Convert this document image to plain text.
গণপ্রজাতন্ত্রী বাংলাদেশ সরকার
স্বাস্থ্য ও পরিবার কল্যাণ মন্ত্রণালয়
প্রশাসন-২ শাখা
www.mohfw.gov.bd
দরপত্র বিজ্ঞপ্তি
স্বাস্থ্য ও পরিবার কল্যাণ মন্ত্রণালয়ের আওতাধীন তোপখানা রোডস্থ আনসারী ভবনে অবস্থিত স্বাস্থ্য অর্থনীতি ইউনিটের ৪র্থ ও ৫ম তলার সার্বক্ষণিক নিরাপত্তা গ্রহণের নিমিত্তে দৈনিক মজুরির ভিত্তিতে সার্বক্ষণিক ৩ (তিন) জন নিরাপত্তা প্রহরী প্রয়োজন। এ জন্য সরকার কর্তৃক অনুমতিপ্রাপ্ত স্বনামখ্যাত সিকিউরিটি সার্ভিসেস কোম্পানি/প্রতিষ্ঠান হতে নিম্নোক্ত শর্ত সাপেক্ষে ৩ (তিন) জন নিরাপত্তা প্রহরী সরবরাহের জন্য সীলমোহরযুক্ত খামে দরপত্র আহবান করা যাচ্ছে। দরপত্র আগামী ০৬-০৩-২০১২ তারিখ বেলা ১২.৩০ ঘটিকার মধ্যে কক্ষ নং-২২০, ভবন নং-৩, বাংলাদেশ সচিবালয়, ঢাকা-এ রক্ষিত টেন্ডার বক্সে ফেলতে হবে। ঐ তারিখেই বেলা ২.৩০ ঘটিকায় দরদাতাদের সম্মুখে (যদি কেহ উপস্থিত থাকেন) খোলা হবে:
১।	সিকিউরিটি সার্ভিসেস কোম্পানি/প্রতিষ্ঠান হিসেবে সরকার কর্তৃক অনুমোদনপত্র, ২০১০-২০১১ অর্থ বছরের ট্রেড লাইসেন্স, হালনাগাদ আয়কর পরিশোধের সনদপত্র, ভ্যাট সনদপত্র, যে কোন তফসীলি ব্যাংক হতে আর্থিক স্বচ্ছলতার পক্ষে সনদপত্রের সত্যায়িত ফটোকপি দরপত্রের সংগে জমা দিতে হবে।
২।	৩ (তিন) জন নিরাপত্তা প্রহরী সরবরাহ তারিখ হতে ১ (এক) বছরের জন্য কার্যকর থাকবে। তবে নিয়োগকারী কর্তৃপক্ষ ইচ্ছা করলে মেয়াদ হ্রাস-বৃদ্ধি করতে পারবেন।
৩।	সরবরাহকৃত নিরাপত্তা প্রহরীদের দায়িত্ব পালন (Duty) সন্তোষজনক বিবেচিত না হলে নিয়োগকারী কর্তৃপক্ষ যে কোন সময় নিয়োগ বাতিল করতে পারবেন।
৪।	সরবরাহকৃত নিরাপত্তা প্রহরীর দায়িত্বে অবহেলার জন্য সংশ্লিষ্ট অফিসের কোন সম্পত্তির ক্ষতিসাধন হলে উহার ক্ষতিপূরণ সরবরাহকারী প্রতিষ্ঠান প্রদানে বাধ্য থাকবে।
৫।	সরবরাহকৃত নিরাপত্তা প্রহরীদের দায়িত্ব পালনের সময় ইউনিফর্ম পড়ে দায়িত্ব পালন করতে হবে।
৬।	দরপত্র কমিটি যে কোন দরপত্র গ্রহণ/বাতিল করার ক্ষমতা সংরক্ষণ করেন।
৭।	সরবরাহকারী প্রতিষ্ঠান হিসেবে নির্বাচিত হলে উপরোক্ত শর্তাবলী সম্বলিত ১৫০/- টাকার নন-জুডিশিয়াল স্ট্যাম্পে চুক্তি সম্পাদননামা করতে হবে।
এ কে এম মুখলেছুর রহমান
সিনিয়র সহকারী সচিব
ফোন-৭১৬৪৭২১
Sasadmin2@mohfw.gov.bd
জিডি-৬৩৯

______

#### Prompt:
Take the listing above and write it out again exactly.

#### Solution for this task:
Convert this document image to plain text.
গণপ্রজাতন্ত্রী বাংলাদেশ সরকার
স্বাস্থ্য ও পরিবার কল্যাণ মন্ত্রণালয়
প্রশাসন-২ শাখা
www.mohfw.gov.bd
দরপত্র বিজ্ঞপ্তি
স্বাস্থ্য ও পরিবার কল্যাণ মন্ত্রণালয়ের আওতাধীন তোপখানা রোডস্থ আনসারী ভবনে অবস্থিত স্বাস্থ্য অর্থনীতি ইউনিটের ৪র্থ ও ৫ম তলার সার্বক্ষণিক নিরাপত্তা গ্রহণের নিমিত্তে দৈনিক মজুরির ভিত্তিতে সার্বক্ষণিক ৩ (তিন) জন নিরাপত্তা প্রহরী প্রয়োজন। এ জন্য সরকার কর্তৃক অনুমতিপ্রাপ্ত স্বনামখ্যাত সিকিউরিটি সার্ভিসেস কোম্পানি/প্রতিষ্ঠান হতে নিম্নোক্ত শর্ত সাপেক্ষে ৩ (তিন) জন নিরাপত্তা প্রহরী সরবরাহের জন্য সীলমোহরযুক্ত খামে দরপত্র আহবান করা যাচ্ছে। দরপত্র আগামী ০৬-০৩-২০১২ তারিখ বেলা ১২.৩০ ঘটিকার মধ্যে কক্ষ নং-২২০, ভবন নং-৩, বাংলাদেশ সচিবালয়, ঢাকা-এ রক্ষিত টেন্ডার বক্সে ফেলতে হবে। ঐ তারিখেই বেলা ২.৩০ ঘটিকায় দরদাতাদের সম্মুখে (যদি কেহ উপস্থিত থাকেন) খোলা হবে:
১।	সিকিউরিটি সার্ভিসেস কোম্পানি/প্রতিষ্ঠান হিসেবে সরকার কর্তৃক অনুমোদনপত্র, ২০১০-২০১১ অর্থ বছরের ট্রেড লাইসেন্স, হালনাগাদ আয়কর পরিশোধের সনদপত্র, ভ্যাট সনদপত্র, যে কোন তফসীলি ব্যাংক হতে আর্থিক স্বচ্ছলতার পক্ষে সনদপত্রের সত্যায়িত ফটোকপি দরপত্রের সংগে জমা দিতে হবে।
২।	৩ (তিন) জন নিরাপত্তা প্রহরী সরবরাহ তারিখ হতে ১ (এক) বছরের জন্য কার্যকর থাকবে। তবে নিয়োগকারী কর্তৃপক্ষ ইচ্ছা করলে মেয়াদ হ্রাস-বৃদ্ধি করতে পারবেন।
৩।	সরবরাহকৃত নিরাপত্তা প্রহরীদের দায়িত্ব পালন (Duty) সন্তোষজনক বিবেচিত না হলে নিয়োগকারী কর্তৃপক্ষ যে কোন সময় নিয়োগ বাতিল করতে পারবেন।
৪।	সরবরাহকৃত নিরাপত্তা প্রহরীর দায়িত্বে অবহেলার জন্য সংশ্লিষ্ট অফিসের কোন সম্পত্তির ক্ষতিসাধন হলে উহার ক্ষতিপূরণ সরবরাহকারী প্রতিষ্ঠান প্রদানে বাধ্য থাকবে।
৫।	সরবরাহকৃত নিরাপত্তা প্রহরীদের দায়িত্ব পালনের সময় ইউনিফর্ম পড়ে দায়িত্ব পালন করতে হবে।
৬।	দরপত্র কমিটি যে কোন দরপত্র গ্রহণ/বাতিল করার ক্ষমতা সংরক্ষণ করেন।
৭।	সরবরাহকারী প্রতিষ্ঠান হিসেবে নির্বাচিত হলে উপরোক্ত শর্তাবলী সম্বলিত ১৫০/- টাকার নন-জুডিশিয়াল স্ট্যাম্পে চুক্তি সম্পাদননামা করতে হবে।
এ কে এম মুখলেছুর রহমান
সিনিয়র সহকারী সচিব
ফোন-৭১৬৪৭২১
Sasadmin2@mohfw.gov.bd
জিডি-৬৩৯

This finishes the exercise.